Provided text
+ + + +

THE VIRGINIAN-PILOT Copyright (c) 1996, Landmark Communications, Inc. DATE: Monday, October 7, 1996 TAG: 9610070049 SECTION: FRONT PAGE: A1 EDITION: FINAL SOURCE: BY CHARLENE CASON, STAFF WRITER LENGTH: 157 lines
They have returned to their youths, and a place they probably never looked forward to seeing again. The journey, for some, has stretched back 30 years.
Now, in the blustery chill of this Illinois dusk, they look as though they never left.
They stumble over each other as they spill from their barracks at the Great Lakes Recruit Training Center, 63 of the Atlantic Fleet's seniormost enlisted sailors - men and a woman who, between them, boast centuries of seagoing service, have beheld the world's every sea.
They trip and lurch like raw recruits as they line up in columns. And under the watchful eye of a recruit division commander - the beloved, hated, respected and feared overseer of new Navy recruits - the seasoned veterans march into a 36-hour time warp the Navy has dubbed ``Command Master Chiefs' Return to Boot Camp.''
Culled from their jobs in Hampton Roads and other East Coast ports, these chief petty officers, senior chiefs and master chiefs are here for a reminder of whence they came - and to show the kids undergoing basic that the Navy's backbone lies in its attitude.
It's an education for everyone. ``This is my fourth trip,'' says Surface Force Master Chief Bob Conklin, after the group's arrival last Wednesday. ``When I run the confidence course, the only thing it makes me confident of is that I'm not 19 any more.''
By the time they reach the galley, the chiefs have learned their first lesson: They've remembered how to march.

+ + + +

(Collected data)
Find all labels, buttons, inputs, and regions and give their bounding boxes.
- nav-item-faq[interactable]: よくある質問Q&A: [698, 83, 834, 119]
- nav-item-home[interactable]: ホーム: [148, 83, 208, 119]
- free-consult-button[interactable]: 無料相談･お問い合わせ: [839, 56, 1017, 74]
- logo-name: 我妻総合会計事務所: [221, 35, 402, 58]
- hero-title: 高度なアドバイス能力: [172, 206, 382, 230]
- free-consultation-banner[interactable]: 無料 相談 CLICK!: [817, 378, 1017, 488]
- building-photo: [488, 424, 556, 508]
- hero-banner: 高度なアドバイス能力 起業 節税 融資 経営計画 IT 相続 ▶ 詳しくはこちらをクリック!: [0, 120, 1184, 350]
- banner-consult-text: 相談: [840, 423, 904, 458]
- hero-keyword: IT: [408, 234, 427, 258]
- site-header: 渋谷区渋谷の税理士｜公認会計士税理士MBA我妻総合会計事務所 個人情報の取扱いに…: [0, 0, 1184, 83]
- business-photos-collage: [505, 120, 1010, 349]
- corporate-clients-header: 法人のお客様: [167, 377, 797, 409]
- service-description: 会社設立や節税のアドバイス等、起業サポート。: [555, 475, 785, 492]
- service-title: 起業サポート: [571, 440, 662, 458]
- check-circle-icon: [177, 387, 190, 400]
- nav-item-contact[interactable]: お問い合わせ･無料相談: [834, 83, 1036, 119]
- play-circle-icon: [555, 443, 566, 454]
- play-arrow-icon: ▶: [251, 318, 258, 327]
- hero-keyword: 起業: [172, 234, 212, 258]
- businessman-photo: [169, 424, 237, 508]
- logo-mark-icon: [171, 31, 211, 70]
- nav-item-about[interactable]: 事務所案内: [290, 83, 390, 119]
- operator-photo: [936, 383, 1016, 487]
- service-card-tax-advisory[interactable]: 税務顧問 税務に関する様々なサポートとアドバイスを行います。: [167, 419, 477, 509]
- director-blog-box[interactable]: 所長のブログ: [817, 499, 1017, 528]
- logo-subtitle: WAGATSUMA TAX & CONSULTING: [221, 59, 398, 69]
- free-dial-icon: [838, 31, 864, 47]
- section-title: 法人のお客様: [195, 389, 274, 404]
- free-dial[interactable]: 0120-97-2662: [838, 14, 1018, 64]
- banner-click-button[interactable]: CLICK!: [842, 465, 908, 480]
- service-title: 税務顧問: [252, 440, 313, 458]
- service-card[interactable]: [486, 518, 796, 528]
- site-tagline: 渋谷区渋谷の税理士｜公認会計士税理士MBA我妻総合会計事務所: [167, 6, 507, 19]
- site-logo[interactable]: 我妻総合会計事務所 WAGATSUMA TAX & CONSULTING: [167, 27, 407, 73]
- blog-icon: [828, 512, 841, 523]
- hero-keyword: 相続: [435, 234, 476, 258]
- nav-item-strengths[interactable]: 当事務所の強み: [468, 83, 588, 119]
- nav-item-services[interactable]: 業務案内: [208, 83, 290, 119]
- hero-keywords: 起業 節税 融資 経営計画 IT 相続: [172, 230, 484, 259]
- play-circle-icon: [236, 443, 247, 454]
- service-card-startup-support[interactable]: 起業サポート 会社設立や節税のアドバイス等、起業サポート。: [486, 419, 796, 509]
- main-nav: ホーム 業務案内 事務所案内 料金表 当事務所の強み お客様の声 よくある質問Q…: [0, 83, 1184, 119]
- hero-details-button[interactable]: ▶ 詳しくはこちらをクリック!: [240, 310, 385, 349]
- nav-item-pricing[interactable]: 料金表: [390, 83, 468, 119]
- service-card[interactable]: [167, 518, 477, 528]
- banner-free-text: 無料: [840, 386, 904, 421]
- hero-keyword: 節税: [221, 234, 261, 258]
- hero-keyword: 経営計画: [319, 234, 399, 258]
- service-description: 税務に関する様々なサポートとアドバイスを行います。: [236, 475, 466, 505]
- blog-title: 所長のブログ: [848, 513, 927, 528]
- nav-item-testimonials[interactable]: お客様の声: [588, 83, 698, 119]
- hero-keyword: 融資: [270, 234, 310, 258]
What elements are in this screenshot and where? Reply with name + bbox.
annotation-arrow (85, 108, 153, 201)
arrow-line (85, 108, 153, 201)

+ + + +

Short task
Edit the boot camp article from "They stumble over" to "in its attitude." by changing "barracks" to "quarters".

Result of this exercise
They stumble over each other as they spill from their quarters at the Great Lakes Recruit Training Center, 63 of the Atlantic Fleet's seniormost enlisted sailors - men and a woman who, between them, boast centuries of seagoing service, have beheld the world's every sea.
They trip and lurch like raw recruits as they line up in columns. And under the watchful eye of a recruit division commander - the beloved, hated, respected and feared overseer of new Navy recruits - the seasoned veterans march into a 36-hour time warp the Navy has dubbed ``Command Master Chiefs' Return to Boot Camp.''
Culled from their jobs in Hampton Roads and other East Coast ports, these chief petty officers, senior chiefs and master chiefs are here for a reminder of whence they came - and to show the kids undergoing basic that the Navy's backbone lies in its attitude.